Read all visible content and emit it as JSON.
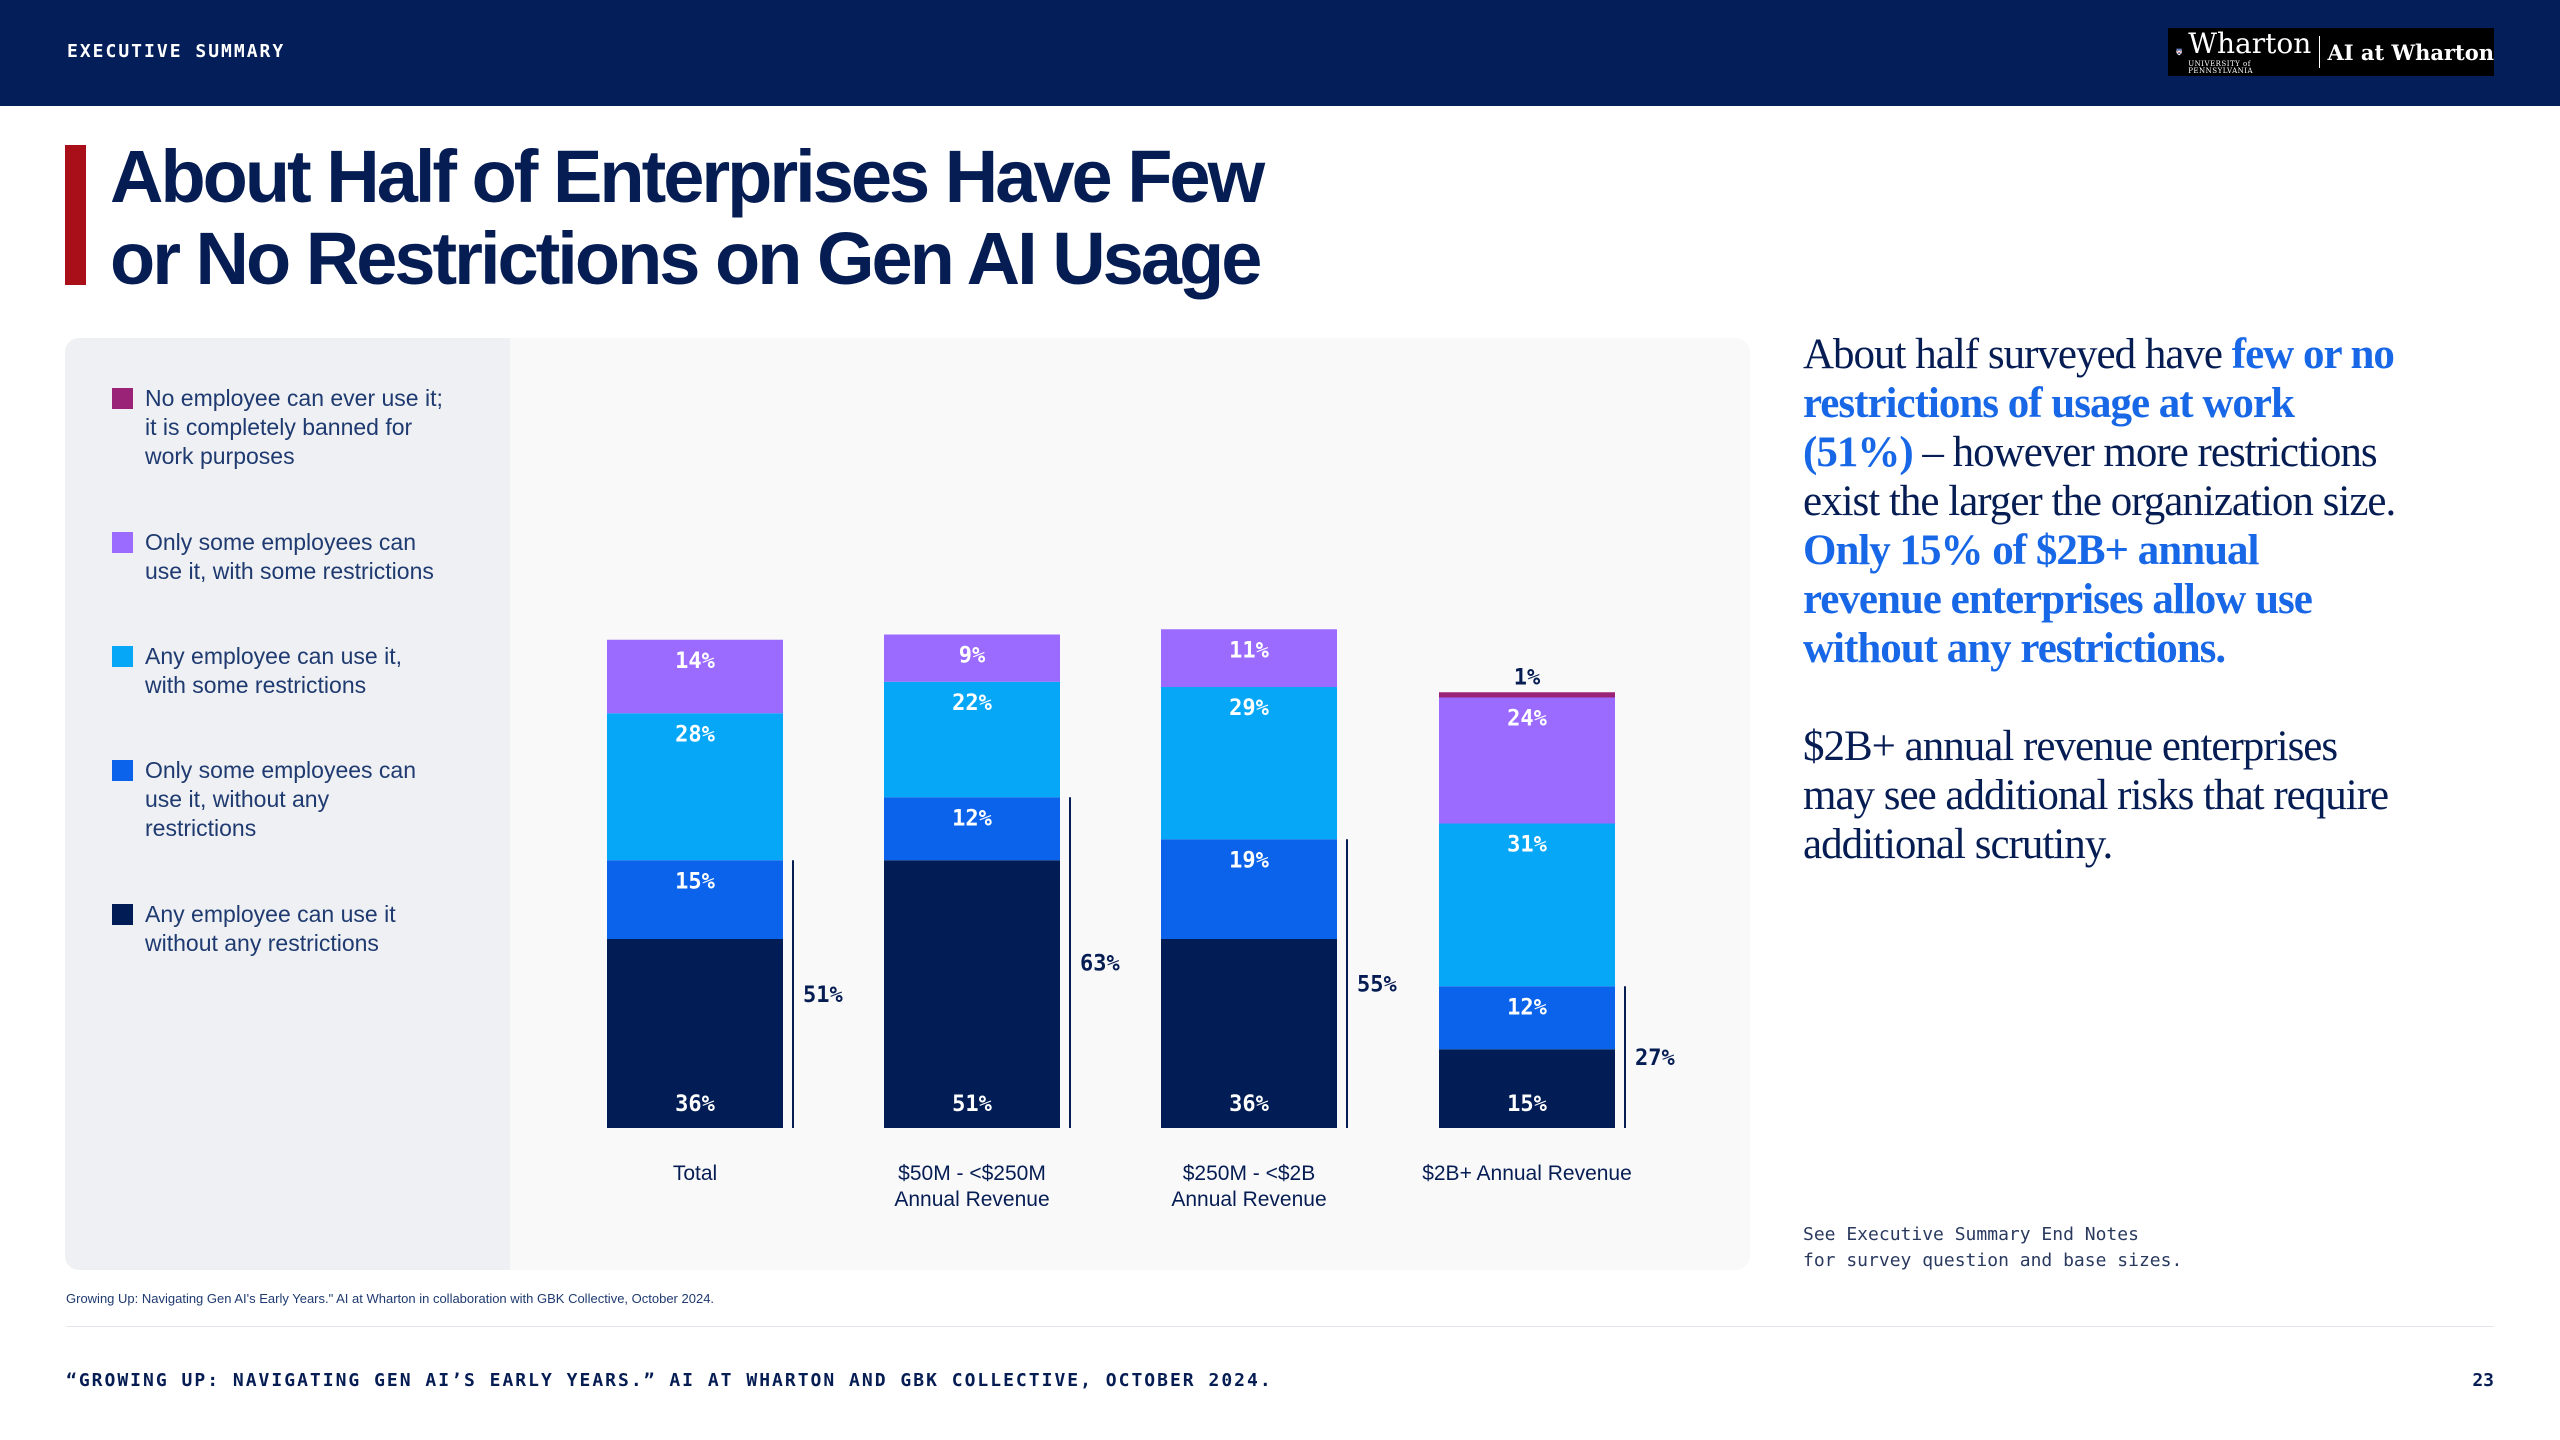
{
  "header": {
    "section_label": "EXECUTIVE SUMMARY",
    "logo_main": "Wharton",
    "logo_sub": "UNIVERSITY of PENNSYLVANIA",
    "logo_right": "AI at Wharton"
  },
  "title": {
    "line1": "About Half of Enterprises Have Few",
    "line2": "or No Restrictions on Gen AI Usage"
  },
  "legend": [
    {
      "label": "No employee can ever use it; it is completely banned for work purposes",
      "color": "#9b2377"
    },
    {
      "label": "Only some employees can use it, with some restrictions",
      "color": "#9b6bff"
    },
    {
      "label": "Any employee can use it, with some restrictions",
      "color": "#06a7f6"
    },
    {
      "label": "Only some employees can use it, without any restrictions",
      "color": "#0a63ea"
    },
    {
      "label": "Any employee can use it without any restrictions",
      "color": "#021d55"
    }
  ],
  "chart_data": {
    "type": "bar",
    "stacked": true,
    "categories": [
      "Total",
      "$50M - <$250M Annual Revenue",
      "$250M - <$2B Annual Revenue",
      "$2B+ Annual Revenue"
    ],
    "series": [
      {
        "name": "Any employee can use it without any restrictions",
        "color": "#021d55",
        "values": [
          36,
          51,
          36,
          15
        ]
      },
      {
        "name": "Only some employees can use it, without any restrictions",
        "color": "#0a63ea",
        "values": [
          15,
          12,
          19,
          12
        ]
      },
      {
        "name": "Any employee can use it, with some restrictions",
        "color": "#06a7f6",
        "values": [
          28,
          22,
          29,
          31
        ]
      },
      {
        "name": "Only some employees can use it, with some restrictions",
        "color": "#9b6bff",
        "values": [
          14,
          9,
          11,
          24
        ]
      },
      {
        "name": "No employee can ever use it; it is completely banned for work purposes",
        "color": "#9b2377",
        "values": [
          0,
          0,
          0,
          1
        ]
      }
    ],
    "value_labels": [
      [
        "36%",
        "15%",
        "28%",
        "14%",
        ""
      ],
      [
        "51%",
        "12%",
        "22%",
        "9%",
        ""
      ],
      [
        "36%",
        "19%",
        "29%",
        "11%",
        ""
      ],
      [
        "15%",
        "12%",
        "31%",
        "24%",
        "1%"
      ]
    ],
    "bracket_totals": [
      "51%",
      "63%",
      "55%",
      "27%"
    ],
    "ylim": [
      0,
      100
    ]
  },
  "commentary": {
    "p1_a": "About half surveyed have ",
    "p1_b": "few or no restrictions of usage at work (51%)",
    "p1_c": " – however more restrictions exist the larger the organization size. ",
    "p1_d": "Only 15% of $2B+ annual revenue enterprises allow use without any restrictions.",
    "p2": "$2B+ annual revenue enterprises may see additional risks that require additional scrutiny."
  },
  "endnote": "See Executive Summary End Notes\nfor survey question and base sizes.",
  "source_small": "Growing Up: Navigating Gen AI's Early Years.\" AI at Wharton in collaboration with GBK Collective, October 2024.",
  "footer": {
    "citation": "“GROWING UP: NAVIGATING GEN AI’S EARLY YEARS.” AI AT WHARTON AND GBK COLLECTIVE, OCTOBER 2024.",
    "page_number": "23"
  }
}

What the task asks: Quote all the records verbatim, dropping any pictures from your copy.

Task solution:
Read all visible content and emit it as JSON.
{
  "header": {
    "section_label": "EXECUTIVE SUMMARY",
    "logo_main": "Wharton",
    "logo_sub": "UNIVERSITY of PENNSYLVANIA",
    "logo_right": "AI at Wharton"
  },
  "title": {
    "line1": "About Half of Enterprises Have Few",
    "line2": "or No Restrictions on Gen AI Usage"
  },
  "legend": [
    {
      "label": "No employee can ever use it; it is completely banned for work purposes",
      "color": "#9b2377"
    },
    {
      "label": "Only some employees can use it, with some restrictions",
      "color": "#9b6bff"
    },
    {
      "label": "Any employee can use it, with some restrictions",
      "color": "#06a7f6"
    },
    {
      "label": "Only some employees can use it, without any restrictions",
      "color": "#0a63ea"
    },
    {
      "label": "Any employee can use it without any restrictions",
      "color": "#021d55"
    }
  ],
  "chart_data": {
    "type": "bar",
    "stacked": true,
    "categories": [
      "Total",
      "$50M - <$250M Annual Revenue",
      "$250M - <$2B Annual Revenue",
      "$2B+ Annual Revenue"
    ],
    "series": [
      {
        "name": "Any employee can use it without any restrictions",
        "color": "#021d55",
        "values": [
          36,
          51,
          36,
          15
        ]
      },
      {
        "name": "Only some employees can use it, without any restrictions",
        "color": "#0a63ea",
        "values": [
          15,
          12,
          19,
          12
        ]
      },
      {
        "name": "Any employee can use it, with some restrictions",
        "color": "#06a7f6",
        "values": [
          28,
          22,
          29,
          31
        ]
      },
      {
        "name": "Only some employees can use it, with some restrictions",
        "color": "#9b6bff",
        "values": [
          14,
          9,
          11,
          24
        ]
      },
      {
        "name": "No employee can ever use it; it is completely banned for work purposes",
        "color": "#9b2377",
        "values": [
          0,
          0,
          0,
          1
        ]
      }
    ],
    "value_labels": [
      [
        "36%",
        "15%",
        "28%",
        "14%",
        ""
      ],
      [
        "51%",
        "12%",
        "22%",
        "9%",
        ""
      ],
      [
        "36%",
        "19%",
        "29%",
        "11%",
        ""
      ],
      [
        "15%",
        "12%",
        "31%",
        "24%",
        "1%"
      ]
    ],
    "bracket_totals": [
      "51%",
      "63%",
      "55%",
      "27%"
    ],
    "ylim": [
      0,
      100
    ]
  },
  "commentary": {
    "p1_a": "About half surveyed have ",
    "p1_b": "few or no restrictions of usage at work (51%)",
    "p1_c": " – however more restrictions exist the larger the organization size. ",
    "p1_d": "Only 15% of $2B+ annual revenue enterprises allow use without any restrictions.",
    "p2": "$2B+ annual revenue enterprises may see additional risks that require additional scrutiny."
  },
  "endnote": "See Executive Summary End Notes\nfor survey question and base sizes.",
  "source_small": "Growing Up: Navigating Gen AI's Early Years.\" AI at Wharton in collaboration with GBK Collective, October 2024.",
  "footer": {
    "citation": "“GROWING UP: NAVIGATING GEN AI’S EARLY YEARS.” AI AT WHARTON AND GBK COLLECTIVE, OCTOBER 2024.",
    "page_number": "23"
  }
}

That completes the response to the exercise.